### Exercise goal
Report, word for word, every line of the material that contains "JSON".

------ Records

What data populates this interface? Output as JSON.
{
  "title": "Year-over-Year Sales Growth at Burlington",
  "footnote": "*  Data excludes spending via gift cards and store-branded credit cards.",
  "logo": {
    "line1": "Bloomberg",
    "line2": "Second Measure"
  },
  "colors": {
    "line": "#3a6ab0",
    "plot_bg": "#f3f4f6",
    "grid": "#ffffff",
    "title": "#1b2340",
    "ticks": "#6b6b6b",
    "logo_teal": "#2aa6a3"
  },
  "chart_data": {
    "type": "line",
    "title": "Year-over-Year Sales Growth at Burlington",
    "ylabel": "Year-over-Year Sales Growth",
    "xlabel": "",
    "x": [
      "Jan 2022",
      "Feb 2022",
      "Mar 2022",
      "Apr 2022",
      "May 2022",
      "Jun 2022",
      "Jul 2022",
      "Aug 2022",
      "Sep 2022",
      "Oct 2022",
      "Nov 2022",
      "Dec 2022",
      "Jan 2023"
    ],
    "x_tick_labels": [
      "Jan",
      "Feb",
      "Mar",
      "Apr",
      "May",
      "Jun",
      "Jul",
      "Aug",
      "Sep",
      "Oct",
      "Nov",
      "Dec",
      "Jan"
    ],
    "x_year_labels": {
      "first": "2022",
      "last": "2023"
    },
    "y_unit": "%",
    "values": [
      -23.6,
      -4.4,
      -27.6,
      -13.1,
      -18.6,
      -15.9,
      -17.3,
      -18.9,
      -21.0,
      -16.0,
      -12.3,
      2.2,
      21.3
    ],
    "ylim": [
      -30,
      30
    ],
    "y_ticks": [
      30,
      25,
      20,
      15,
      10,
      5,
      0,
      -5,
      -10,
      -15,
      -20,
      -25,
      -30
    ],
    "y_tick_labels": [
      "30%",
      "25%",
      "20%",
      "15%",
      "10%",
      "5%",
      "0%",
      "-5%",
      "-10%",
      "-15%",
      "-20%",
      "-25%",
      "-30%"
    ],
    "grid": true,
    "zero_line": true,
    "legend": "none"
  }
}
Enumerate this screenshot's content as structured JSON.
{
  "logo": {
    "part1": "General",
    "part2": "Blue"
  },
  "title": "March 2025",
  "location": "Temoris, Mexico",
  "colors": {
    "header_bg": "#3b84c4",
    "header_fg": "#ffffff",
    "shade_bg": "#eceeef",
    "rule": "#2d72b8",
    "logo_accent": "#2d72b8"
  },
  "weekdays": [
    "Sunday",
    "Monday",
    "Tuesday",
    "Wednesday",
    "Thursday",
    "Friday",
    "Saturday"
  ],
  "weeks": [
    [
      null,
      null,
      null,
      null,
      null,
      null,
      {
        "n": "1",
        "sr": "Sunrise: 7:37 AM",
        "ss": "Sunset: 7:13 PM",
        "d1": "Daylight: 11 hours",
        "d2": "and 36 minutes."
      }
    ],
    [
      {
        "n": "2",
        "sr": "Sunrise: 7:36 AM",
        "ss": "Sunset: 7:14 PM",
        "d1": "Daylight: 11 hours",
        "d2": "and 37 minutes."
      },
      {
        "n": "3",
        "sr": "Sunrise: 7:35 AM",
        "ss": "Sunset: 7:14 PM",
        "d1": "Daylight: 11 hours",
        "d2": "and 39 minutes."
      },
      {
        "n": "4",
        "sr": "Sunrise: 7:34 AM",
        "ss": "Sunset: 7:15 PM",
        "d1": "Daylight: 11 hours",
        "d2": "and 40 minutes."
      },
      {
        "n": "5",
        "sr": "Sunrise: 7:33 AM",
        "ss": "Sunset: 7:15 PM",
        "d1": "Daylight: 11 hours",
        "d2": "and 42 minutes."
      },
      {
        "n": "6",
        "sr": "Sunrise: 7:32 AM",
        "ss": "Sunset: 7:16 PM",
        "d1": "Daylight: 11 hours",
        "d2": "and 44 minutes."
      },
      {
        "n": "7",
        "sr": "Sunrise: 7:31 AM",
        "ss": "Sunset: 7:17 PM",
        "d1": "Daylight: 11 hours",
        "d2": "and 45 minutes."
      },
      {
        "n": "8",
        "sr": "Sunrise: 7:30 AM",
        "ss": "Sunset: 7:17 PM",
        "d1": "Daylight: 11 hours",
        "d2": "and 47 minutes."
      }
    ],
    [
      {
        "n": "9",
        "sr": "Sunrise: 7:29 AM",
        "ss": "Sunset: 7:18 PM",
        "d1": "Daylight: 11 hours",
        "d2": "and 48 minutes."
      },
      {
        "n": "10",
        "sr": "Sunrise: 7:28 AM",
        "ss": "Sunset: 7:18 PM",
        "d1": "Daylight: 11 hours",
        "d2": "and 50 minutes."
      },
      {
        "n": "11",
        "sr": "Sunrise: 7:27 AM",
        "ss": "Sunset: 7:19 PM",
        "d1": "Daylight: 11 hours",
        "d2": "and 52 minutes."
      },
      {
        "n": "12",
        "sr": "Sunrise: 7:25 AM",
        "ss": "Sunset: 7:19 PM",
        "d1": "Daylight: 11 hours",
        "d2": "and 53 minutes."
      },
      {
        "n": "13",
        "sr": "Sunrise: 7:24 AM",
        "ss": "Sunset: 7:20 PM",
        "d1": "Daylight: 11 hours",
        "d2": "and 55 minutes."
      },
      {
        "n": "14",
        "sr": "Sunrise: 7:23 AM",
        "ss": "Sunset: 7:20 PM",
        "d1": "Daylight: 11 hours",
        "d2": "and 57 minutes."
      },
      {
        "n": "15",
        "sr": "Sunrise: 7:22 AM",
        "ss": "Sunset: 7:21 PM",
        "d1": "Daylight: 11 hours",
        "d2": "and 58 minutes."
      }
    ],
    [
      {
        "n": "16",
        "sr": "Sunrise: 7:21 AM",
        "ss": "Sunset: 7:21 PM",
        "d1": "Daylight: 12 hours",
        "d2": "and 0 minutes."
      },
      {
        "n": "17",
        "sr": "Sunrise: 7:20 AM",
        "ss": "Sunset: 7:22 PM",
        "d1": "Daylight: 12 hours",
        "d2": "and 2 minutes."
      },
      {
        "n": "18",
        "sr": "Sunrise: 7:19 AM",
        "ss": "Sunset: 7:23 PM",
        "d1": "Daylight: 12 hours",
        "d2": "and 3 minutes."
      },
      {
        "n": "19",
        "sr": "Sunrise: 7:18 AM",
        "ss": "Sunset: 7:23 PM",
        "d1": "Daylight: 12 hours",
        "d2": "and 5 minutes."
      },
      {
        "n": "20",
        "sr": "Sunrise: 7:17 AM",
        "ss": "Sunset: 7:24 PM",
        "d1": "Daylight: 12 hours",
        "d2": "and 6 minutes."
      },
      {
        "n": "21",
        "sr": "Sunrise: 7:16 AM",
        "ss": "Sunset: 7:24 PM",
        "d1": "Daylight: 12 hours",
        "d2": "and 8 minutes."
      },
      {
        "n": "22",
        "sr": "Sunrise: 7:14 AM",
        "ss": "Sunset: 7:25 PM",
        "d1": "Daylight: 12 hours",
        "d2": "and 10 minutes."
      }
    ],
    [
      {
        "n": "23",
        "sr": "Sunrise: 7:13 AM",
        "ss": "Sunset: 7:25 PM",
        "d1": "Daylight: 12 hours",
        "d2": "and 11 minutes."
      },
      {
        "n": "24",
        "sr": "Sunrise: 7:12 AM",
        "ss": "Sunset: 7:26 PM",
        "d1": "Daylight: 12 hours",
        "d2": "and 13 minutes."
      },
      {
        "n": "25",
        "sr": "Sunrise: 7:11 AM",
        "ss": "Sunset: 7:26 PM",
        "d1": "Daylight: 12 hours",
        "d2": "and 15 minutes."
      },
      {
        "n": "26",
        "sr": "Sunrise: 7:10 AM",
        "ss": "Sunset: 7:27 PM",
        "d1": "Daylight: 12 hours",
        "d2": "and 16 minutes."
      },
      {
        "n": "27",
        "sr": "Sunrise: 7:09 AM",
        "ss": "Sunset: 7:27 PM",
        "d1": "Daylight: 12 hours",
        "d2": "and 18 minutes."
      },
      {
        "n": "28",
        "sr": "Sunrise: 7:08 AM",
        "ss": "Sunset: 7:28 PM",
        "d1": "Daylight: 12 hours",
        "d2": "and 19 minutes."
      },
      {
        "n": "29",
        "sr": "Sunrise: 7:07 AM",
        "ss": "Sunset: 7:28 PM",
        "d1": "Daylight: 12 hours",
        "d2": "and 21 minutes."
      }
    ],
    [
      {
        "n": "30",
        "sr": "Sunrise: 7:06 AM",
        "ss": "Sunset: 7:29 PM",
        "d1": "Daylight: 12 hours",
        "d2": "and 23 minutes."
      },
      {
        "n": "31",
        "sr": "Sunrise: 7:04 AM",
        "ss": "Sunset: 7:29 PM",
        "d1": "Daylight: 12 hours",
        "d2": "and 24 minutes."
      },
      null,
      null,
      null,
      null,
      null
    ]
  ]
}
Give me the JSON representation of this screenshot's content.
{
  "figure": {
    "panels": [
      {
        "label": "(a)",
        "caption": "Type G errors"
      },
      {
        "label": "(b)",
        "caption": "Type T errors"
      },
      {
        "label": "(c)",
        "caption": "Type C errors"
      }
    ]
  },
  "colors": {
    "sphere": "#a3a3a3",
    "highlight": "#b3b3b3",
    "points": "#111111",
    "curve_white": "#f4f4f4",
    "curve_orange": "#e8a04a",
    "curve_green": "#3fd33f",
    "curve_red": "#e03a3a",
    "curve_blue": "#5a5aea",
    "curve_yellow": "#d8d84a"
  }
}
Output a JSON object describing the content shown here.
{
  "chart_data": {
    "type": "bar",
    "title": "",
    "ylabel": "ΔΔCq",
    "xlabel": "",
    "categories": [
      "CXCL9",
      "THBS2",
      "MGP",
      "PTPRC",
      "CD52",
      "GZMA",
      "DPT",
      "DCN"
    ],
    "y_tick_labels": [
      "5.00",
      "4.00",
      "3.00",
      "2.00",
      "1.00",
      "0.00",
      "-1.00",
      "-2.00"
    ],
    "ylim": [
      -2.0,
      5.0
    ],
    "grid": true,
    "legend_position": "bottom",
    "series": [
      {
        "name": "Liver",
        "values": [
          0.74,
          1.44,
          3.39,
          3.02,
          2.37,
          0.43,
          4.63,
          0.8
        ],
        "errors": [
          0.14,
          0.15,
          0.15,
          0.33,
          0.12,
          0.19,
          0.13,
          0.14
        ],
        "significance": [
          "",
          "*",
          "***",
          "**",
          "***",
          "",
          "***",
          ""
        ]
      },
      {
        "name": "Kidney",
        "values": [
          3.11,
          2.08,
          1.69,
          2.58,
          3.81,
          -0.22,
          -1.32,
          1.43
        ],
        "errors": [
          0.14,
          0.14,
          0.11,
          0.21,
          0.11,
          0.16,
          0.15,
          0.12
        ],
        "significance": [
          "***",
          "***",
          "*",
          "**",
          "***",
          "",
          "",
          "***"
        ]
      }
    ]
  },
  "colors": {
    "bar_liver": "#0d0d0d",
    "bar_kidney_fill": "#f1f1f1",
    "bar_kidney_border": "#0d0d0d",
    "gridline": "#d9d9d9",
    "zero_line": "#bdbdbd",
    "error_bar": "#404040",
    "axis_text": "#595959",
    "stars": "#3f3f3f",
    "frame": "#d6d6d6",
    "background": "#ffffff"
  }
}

------------

### Answer in full
What data populates this interface? Output as JSON.
Enumerate this screenshot's content as structured JSON.
Give me the JSON representation of this screenshot's content.
Output a JSON object describing the content shown here.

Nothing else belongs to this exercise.